Reproduce the listing below verbatim.

[Data for processing start]

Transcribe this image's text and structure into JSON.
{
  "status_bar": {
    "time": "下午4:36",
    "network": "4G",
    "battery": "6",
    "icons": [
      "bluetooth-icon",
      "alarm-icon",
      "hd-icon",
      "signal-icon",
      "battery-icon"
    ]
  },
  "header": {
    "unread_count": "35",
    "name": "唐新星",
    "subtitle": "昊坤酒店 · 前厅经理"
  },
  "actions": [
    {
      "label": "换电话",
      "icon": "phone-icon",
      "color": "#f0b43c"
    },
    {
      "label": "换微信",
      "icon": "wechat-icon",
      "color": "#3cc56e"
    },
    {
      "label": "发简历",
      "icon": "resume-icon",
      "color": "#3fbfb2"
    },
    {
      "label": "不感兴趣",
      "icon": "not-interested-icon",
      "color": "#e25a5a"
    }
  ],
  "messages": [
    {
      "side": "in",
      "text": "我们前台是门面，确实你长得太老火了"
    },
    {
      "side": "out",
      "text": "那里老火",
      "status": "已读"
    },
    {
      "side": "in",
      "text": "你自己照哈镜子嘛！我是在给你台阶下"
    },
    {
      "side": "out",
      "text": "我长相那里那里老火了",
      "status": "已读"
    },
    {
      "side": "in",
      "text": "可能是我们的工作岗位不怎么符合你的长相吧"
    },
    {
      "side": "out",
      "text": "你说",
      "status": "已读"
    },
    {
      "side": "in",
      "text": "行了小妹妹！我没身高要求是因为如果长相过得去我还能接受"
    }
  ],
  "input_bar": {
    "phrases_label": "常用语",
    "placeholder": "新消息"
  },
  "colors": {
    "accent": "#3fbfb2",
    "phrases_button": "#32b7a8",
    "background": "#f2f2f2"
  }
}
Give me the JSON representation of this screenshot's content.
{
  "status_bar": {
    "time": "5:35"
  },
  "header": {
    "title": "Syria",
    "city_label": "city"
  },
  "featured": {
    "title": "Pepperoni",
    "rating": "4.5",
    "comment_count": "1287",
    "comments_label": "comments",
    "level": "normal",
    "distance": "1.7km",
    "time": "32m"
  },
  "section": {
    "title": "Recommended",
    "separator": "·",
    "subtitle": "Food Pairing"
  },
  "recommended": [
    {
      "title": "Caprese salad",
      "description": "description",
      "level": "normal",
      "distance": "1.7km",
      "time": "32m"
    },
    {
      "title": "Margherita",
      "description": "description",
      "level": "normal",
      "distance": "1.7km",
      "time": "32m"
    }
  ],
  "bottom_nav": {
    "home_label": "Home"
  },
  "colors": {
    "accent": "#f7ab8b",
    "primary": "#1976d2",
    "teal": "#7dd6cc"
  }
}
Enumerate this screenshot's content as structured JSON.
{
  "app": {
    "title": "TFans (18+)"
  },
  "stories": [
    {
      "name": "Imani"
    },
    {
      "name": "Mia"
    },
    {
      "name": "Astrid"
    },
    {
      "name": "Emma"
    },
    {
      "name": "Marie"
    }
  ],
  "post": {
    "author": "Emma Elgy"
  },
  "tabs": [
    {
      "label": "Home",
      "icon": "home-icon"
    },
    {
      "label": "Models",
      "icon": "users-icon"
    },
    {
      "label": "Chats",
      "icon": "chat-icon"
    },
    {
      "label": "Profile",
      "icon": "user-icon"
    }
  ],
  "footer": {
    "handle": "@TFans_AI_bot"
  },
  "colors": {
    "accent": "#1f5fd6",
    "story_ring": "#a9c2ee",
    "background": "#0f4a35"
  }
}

[Data for processing end]

▶ Answer to the problem:
Transcribe this image's text and structure into JSON.
{
  "status_bar": {
    "time": "下午4:36",
    "network": "4G",
    "battery": "6",
    "icons": [
      "bluetooth-icon",
      "alarm-icon",
      "hd-icon",
      "signal-icon",
      "battery-icon"
    ]
  },
  "header": {
    "unread_count": "35",
    "name": "唐新星",
    "subtitle": "昊坤酒店 · 前厅经理"
  },
  "actions": [
    {
      "label": "换电话",
      "icon": "phone-icon",
      "color": "#f0b43c"
    },
    {
      "label": "换微信",
      "icon": "wechat-icon",
      "color": "#3cc56e"
    },
    {
      "label": "发简历",
      "icon": "resume-icon",
      "color": "#3fbfb2"
    },
    {
      "label": "不感兴趣",
      "icon": "not-interested-icon",
      "color": "#e25a5a"
    }
  ],
  "messages": [
    {
      "side": "in",
      "text": "我们前台是门面，确实你长得太老火了"
    },
    {
      "side": "out",
      "text": "那里老火",
      "status": "已读"
    },
    {
      "side": "in",
      "text": "你自己照哈镜子嘛！我是在给你台阶下"
    },
    {
      "side": "out",
      "text": "我长相那里那里老火了",
      "status": "已读"
    },
    {
      "side": "in",
      "text": "可能是我们的工作岗位不怎么符合你的长相吧"
    },
    {
      "side": "out",
      "text": "你说",
      "status": "已读"
    },
    {
      "side": "in",
      "text": "行了小妹妹！我没身高要求是因为如果长相过得去我还能接受"
    }
  ],
  "input_bar": {
    "phrases_label": "常用语",
    "placeholder": "新消息"
  },
  "colors": {
    "accent": "#3fbfb2",
    "phrases_button": "#32b7a8",
    "background": "#f2f2f2"
  }
}
Give me the JSON representation of this screenshot's content.
{
  "status_bar": {
    "time": "5:35"
  },
  "header": {
    "title": "Syria",
    "city_label": "city"
  },
  "featured": {
    "title": "Pepperoni",
    "rating": "4.5",
    "comment_count": "1287",
    "comments_label": "comments",
    "level": "normal",
    "distance": "1.7km",
    "time": "32m"
  },
  "section": {
    "title": "Recommended",
    "separator": "·",
    "subtitle": "Food Pairing"
  },
  "recommended": [
    {
      "title": "Caprese salad",
      "description": "description",
      "level": "normal",
      "distance": "1.7km",
      "time": "32m"
    },
    {
      "title": "Margherita",
      "description": "description",
      "level": "normal",
      "distance": "1.7km",
      "time": "32m"
    }
  ],
  "bottom_nav": {
    "home_label": "Home"
  },
  "colors": {
    "accent": "#f7ab8b",
    "primary": "#1976d2",
    "teal": "#7dd6cc"
  }
}
Enumerate this screenshot's content as structured JSON.
{
  "app": {
    "title": "TFans (18+)"
  },
  "stories": [
    {
      "name": "Imani"
    },
    {
      "name": "Mia"
    },
    {
      "name": "Astrid"
    },
    {
      "name": "Emma"
    },
    {
      "name": "Marie"
    }
  ],
  "post": {
    "author": "Emma Elgy"
  },
  "tabs": [
    {
      "label": "Home",
      "icon": "home-icon"
    },
    {
      "label": "Models",
      "icon": "users-icon"
    },
    {
      "label": "Chats",
      "icon": "chat-icon"
    },
    {
      "label": "Profile",
      "icon": "user-icon"
    }
  ],
  "footer": {
    "handle": "@TFans_AI_bot"
  },
  "colors": {
    "accent": "#1f5fd6",
    "story_ring": "#a9c2ee",
    "background": "#0f4a35"
  }
}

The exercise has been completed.